Stated task. Which lines hold the word "JSON"? Copy each of them from the material.

Supplied records.

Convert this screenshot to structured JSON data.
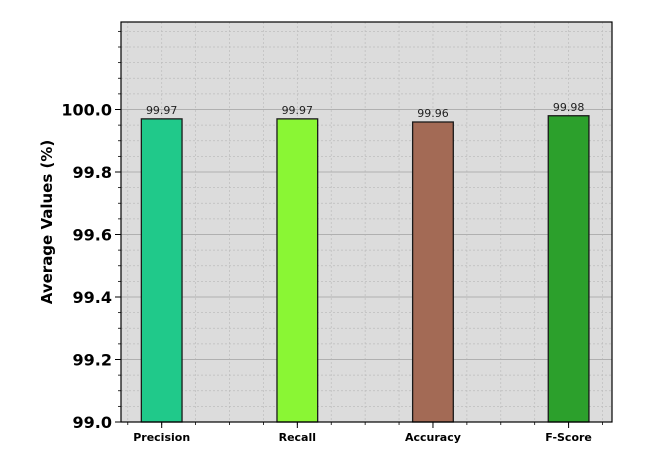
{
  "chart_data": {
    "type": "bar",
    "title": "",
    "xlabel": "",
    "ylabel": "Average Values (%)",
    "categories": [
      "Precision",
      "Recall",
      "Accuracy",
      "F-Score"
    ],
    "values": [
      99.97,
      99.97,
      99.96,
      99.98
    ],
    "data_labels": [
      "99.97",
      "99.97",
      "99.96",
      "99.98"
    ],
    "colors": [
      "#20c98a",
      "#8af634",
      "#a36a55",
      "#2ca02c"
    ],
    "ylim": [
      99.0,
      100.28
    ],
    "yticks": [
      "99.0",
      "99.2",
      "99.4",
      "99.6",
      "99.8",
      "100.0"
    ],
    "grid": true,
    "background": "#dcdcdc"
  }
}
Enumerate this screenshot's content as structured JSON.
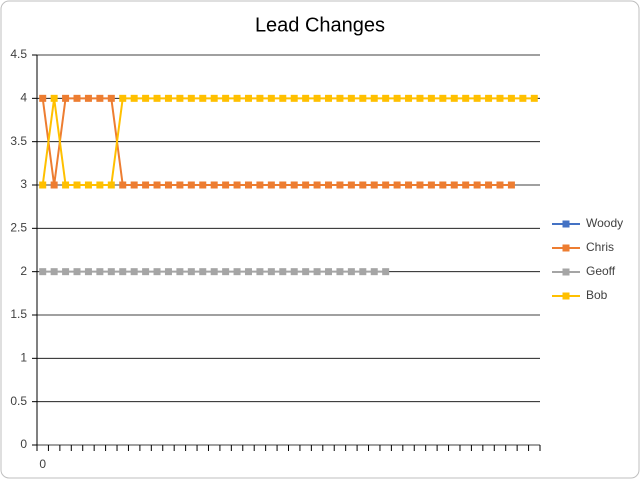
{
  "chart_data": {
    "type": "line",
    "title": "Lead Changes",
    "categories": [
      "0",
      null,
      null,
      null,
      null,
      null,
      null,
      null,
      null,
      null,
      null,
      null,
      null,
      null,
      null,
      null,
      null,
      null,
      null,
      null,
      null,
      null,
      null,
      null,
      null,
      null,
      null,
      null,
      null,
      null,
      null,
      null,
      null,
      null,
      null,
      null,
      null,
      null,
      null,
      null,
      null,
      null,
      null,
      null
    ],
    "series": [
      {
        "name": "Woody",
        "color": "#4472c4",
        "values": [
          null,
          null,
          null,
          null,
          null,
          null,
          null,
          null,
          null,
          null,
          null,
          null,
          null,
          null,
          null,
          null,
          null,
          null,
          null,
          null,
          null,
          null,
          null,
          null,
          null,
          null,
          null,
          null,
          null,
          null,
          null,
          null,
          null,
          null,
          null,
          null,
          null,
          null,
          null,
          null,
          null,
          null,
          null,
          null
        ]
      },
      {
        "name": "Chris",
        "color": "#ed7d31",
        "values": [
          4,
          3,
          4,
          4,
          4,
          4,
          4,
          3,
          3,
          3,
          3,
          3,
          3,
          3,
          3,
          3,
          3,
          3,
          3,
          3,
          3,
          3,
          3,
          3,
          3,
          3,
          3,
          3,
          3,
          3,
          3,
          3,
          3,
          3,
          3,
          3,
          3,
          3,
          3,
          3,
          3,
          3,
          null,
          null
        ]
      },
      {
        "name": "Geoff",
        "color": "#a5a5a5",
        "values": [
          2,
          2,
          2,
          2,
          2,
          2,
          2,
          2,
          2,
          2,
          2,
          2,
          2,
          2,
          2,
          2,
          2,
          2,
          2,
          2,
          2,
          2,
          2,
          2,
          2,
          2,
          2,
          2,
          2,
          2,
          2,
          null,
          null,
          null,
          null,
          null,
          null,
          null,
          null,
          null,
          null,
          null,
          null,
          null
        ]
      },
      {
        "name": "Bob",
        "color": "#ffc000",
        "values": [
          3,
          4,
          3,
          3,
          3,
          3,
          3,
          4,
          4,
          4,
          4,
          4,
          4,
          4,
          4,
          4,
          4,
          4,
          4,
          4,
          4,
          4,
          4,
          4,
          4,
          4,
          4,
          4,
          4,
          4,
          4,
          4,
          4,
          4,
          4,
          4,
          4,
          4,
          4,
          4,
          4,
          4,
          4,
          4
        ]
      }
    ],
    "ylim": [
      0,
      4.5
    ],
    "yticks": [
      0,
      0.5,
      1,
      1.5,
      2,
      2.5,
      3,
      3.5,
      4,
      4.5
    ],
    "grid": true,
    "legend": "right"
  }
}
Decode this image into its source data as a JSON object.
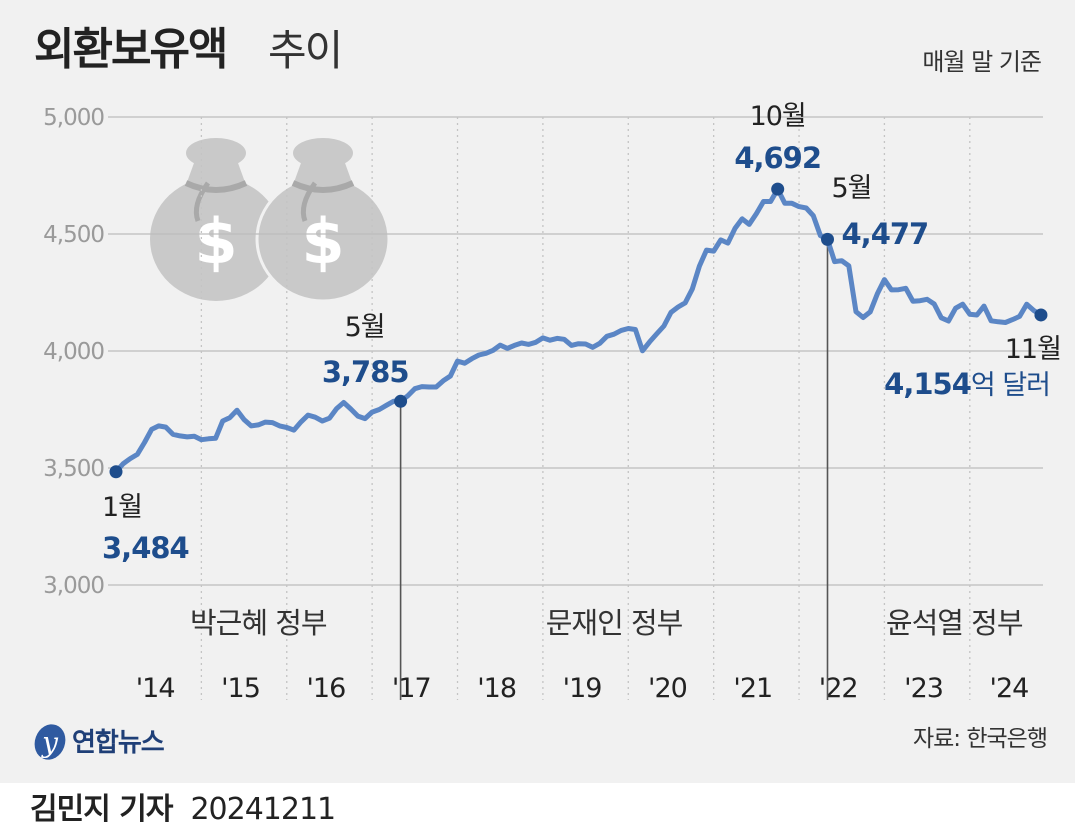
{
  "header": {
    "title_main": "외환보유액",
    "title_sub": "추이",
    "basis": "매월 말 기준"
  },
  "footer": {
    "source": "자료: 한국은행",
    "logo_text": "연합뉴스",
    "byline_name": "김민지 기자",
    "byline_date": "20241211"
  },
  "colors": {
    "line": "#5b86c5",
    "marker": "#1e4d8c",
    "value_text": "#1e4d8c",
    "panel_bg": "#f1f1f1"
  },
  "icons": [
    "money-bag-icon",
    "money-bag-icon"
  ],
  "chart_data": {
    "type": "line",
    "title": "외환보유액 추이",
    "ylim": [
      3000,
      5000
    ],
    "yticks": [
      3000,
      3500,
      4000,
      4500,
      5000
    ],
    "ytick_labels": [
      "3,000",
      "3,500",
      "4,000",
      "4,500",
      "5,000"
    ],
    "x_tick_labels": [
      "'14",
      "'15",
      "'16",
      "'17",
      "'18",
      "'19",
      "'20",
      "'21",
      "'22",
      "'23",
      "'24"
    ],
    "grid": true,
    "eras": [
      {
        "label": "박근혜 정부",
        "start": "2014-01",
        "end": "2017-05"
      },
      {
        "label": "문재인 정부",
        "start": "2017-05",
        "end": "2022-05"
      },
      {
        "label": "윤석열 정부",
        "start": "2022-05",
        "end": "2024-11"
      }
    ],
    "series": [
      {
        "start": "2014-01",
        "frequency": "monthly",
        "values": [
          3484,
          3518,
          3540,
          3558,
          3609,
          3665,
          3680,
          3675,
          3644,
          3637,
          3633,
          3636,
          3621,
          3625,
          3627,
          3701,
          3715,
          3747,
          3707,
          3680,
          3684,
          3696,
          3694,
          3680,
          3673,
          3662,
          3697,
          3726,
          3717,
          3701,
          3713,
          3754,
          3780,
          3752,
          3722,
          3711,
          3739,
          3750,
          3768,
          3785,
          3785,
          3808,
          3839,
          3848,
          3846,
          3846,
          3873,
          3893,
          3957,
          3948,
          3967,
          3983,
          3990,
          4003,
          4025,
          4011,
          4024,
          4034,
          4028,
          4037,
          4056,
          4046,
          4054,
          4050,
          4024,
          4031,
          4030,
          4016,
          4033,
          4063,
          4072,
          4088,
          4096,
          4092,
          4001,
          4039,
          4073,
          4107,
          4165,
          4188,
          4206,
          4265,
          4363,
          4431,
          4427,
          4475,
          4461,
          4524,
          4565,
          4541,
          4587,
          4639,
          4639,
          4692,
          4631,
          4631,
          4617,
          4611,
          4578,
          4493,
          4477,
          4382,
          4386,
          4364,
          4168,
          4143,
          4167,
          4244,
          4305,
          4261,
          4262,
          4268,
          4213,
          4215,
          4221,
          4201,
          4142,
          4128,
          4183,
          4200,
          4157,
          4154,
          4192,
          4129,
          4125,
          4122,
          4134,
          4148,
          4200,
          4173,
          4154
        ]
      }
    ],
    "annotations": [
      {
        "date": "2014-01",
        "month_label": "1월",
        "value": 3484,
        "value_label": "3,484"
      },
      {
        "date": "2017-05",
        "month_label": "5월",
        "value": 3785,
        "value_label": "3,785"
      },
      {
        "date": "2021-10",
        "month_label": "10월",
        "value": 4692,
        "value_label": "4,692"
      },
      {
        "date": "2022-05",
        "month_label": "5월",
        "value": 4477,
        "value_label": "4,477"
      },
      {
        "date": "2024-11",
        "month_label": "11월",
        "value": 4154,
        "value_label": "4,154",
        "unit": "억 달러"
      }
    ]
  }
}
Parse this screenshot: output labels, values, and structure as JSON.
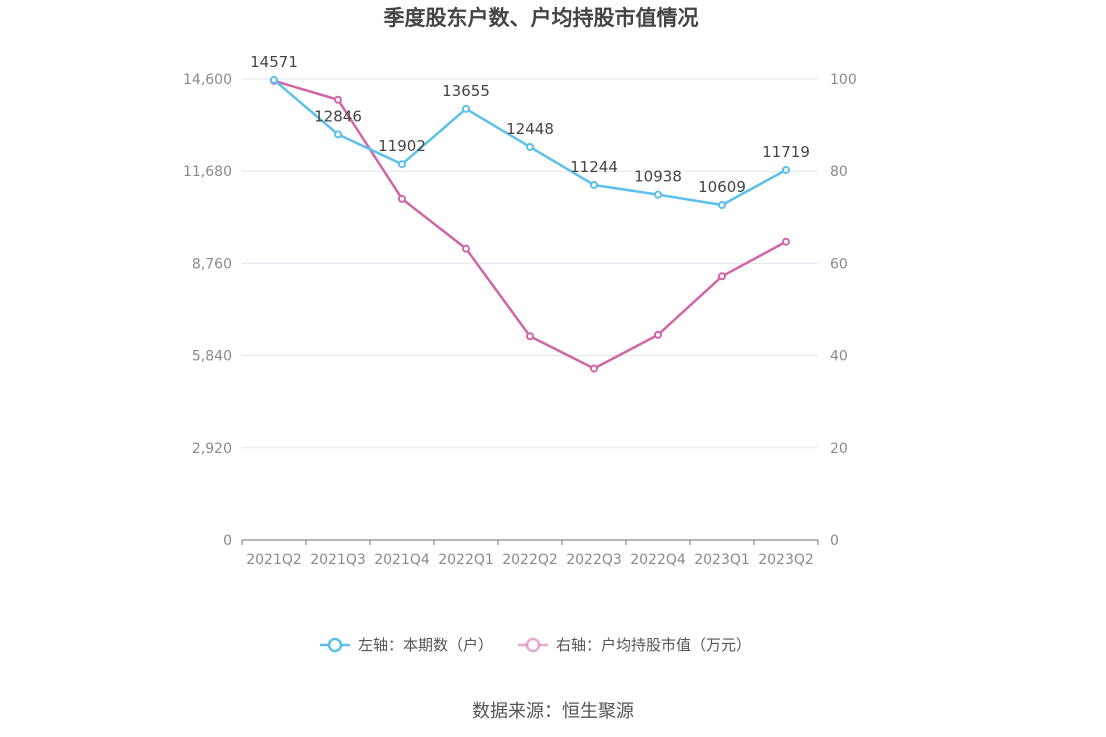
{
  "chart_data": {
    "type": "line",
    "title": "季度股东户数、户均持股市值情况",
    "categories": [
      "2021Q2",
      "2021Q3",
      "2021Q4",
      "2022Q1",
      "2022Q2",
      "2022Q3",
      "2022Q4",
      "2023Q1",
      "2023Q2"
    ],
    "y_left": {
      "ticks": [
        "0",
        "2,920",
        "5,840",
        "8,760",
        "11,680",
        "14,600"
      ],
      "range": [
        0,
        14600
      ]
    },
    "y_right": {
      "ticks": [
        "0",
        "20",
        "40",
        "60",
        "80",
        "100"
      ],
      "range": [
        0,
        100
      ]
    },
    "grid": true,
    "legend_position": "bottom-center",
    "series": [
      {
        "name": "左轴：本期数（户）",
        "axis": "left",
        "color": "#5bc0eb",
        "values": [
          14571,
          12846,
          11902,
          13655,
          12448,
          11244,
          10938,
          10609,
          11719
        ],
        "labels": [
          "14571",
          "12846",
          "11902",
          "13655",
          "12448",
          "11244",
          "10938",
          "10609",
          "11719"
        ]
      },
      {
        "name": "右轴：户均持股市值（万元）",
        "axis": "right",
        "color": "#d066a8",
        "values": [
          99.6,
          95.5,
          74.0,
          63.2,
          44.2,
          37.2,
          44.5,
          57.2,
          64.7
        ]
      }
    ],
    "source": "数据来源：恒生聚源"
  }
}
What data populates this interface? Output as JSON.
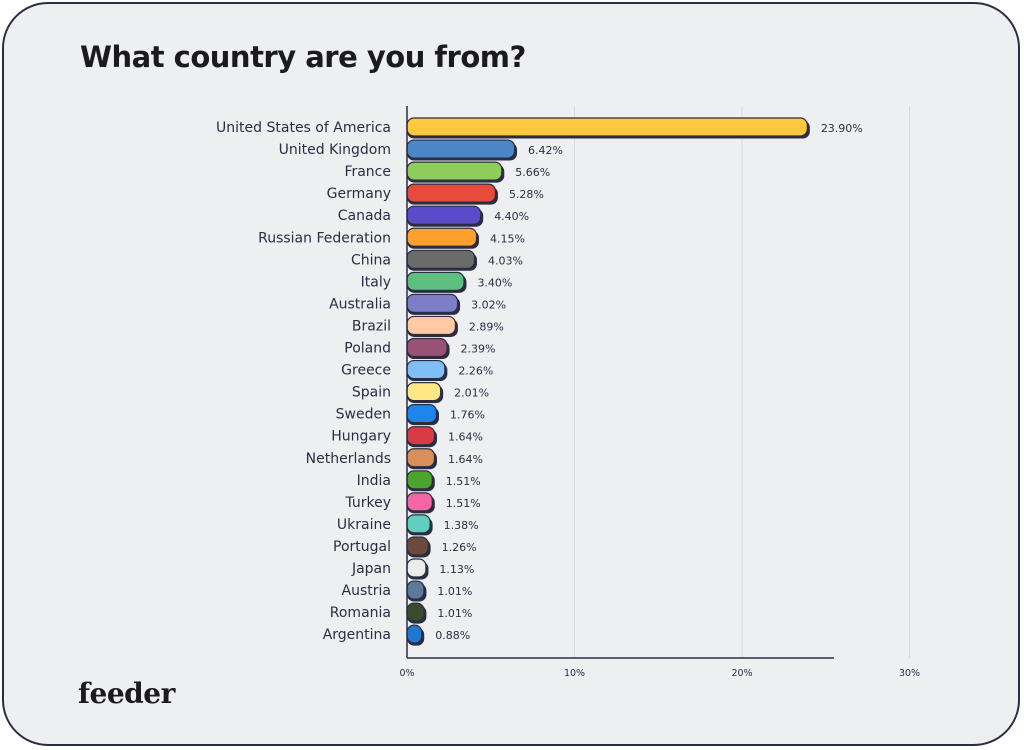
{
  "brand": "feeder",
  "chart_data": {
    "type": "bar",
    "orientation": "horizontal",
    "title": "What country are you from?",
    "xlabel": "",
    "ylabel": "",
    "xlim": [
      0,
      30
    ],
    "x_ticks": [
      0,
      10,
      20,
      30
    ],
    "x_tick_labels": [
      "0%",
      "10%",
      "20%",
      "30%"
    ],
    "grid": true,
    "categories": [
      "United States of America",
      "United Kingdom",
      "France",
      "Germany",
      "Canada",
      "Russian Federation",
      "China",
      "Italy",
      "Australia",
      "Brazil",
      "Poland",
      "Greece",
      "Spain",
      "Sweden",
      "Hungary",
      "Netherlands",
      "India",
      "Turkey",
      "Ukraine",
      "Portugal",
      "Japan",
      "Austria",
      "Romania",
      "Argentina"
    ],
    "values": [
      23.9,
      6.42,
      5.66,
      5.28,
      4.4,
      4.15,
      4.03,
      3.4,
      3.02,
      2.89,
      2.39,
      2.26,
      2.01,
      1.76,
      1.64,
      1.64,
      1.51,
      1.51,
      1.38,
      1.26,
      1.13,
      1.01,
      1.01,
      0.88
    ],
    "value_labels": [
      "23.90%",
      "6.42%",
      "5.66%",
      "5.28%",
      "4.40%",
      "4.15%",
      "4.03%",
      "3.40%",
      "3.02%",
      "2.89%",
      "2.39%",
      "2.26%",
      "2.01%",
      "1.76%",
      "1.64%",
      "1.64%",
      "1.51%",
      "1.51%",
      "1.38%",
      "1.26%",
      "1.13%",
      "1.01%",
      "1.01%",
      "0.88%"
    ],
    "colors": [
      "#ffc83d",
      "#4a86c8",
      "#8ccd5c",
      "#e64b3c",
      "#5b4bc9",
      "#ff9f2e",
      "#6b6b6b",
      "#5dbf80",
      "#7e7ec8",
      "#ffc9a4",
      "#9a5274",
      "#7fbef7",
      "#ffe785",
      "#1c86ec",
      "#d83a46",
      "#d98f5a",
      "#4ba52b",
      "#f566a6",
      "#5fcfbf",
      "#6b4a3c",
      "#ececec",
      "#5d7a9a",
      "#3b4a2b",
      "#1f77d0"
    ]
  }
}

Answer in full.
Convert this screenshot to structured JSON data.
Enumerate this screenshot's content as structured JSON.
Decode this image into its source data as a JSON object.
Parse this screenshot: output labels, values, and structure as JSON.
What data populates this interface? Output as JSON.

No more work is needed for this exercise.